Kalau RI Resesi (Amit-amit), Emas Layak Nggak Jadi Investasi?

Putu Agus Pransuamitra, CNBC Indonesia
09 August 2020 11:00
Ilustrasi Resesi Indonesia. (CNBC Indonesia/Muhammad Sabki)
Foto: Ilustrasi Resesi Indonesia. (CNBC Indonesia/Muhammad Sabki)

Jakarta, CNBC Indonesia - Indonesia terancam mengalami resesi di kuartal III-2020. Ini setelah pertumbuhan produk domestik bruto (PDB) di kuartal II lalu berkontraksi alias tumbuh negatif secara tahunan (year-on-year/YoY).

Jika di kuartal III nanti PDB masih tumbuh negatif, maka Indonesia sah mengalami resesi. Menteri Keuangan Sri Mulyani Indrawati beberapa waktu lalu menyatakan risiko resesi tersebut masih ada setelah kontraksi PDB di kuartal II-2020 cukup dalam, -5,32% YoY.

"Memang probabilitas negatif (di kuartal III) masih ada karena penurunan sektor tidak bisa secara cepat pulih," kata Sri Mulyani melalui konferensi pers virtual, Rabu (5/8/2020).

*Data Sumber*:
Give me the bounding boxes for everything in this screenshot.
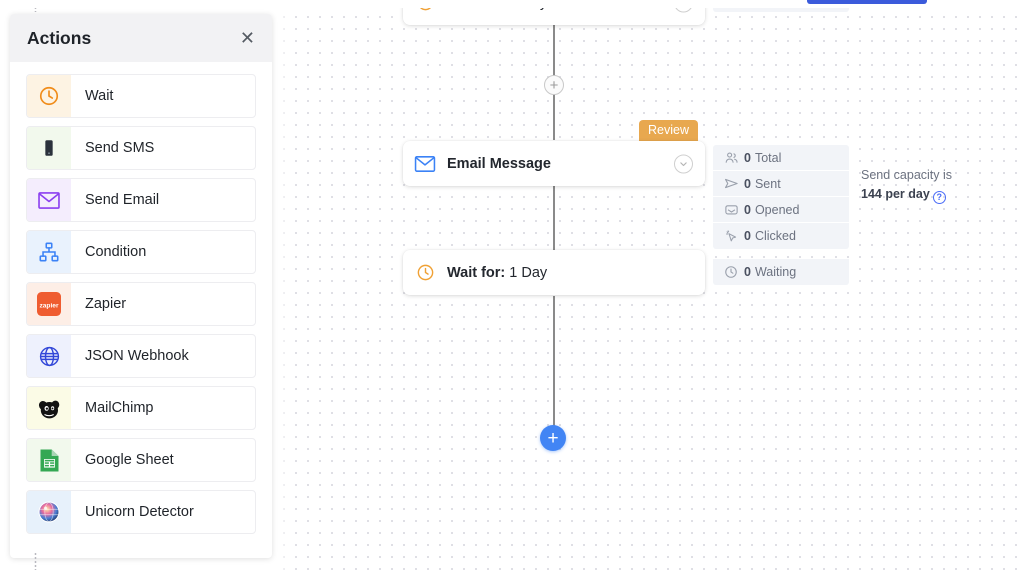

*Yang Harus Dikerjakan*:
- 1) Menurut kutipan berita, seberapa besar kontraksi PDB Indonesia pada kuartal II-2020?
- 2) Salinlah dengan tepat bagian kutipan berita mulai dari "Putu Agus Pransuamitra, CNBC" sampai dengan "dalam, -5,32% YoY.".
- 3) Tentukan apakah setiap pernyataan berikut sesuai dengan kutipan berita. Jawab ya atau tidak, lalu kutip kata-kata penentunya.
(a) Indonesia sudah sah mengalami resesi pada kuartal II-2020.
(b) Sri Mulyani menyampaikan pernyataannya dalam konferensi pers pada Rabu (5/8/2020).
(c) Menurut Sri Mulyani, sektor yang menurun dapat pulih dengan cepat.
Data di atas tidak diperlukan sama sekali untuk mengerjakan tugas.

*Pembahasan Jawaban*:
- 1) Kontraksinya sebesar -5,32% YoY.

- 2)
Putu Agus Pransuamitra, CNBC Indonesia
09 August 2020 11:00
Ilustrasi Resesi Indonesia. (CNBC Indonesia/Muhammad Sabki)
Foto: Ilustrasi Resesi Indonesia. (CNBC Indonesia/Muhammad Sabki)

Jakarta, CNBC Indonesia - Indonesia terancam mengalami resesi di kuartal III-2020. Ini setelah pertumbuhan produk domestik bruto (PDB) di kuartal II lalu berkontraksi alias tumbuh negatif secara tahunan (year-on-year/YoY).

Jika di kuartal III nanti PDB masih tumbuh negatif, maka Indonesia sah mengalami resesi. Menteri Keuangan Sri Mulyani Indrawati beberapa waktu lalu menyatakan risiko resesi tersebut masih ada setelah kontraksi PDB di kuartal II-2020 cukup dalam, -5,32% YoY.

- 3)
(a) Tidak: "Jika di kuartal III nanti PDB masih tumbuh negatif, maka Indonesia sah mengalami resesi."
(b) Ya: "kata Sri Mulyani melalui konferensi pers virtual, Rabu (5/8/2020)"
(c) Tidak: "penurunan sektor tidak bisa secara cepat pulih"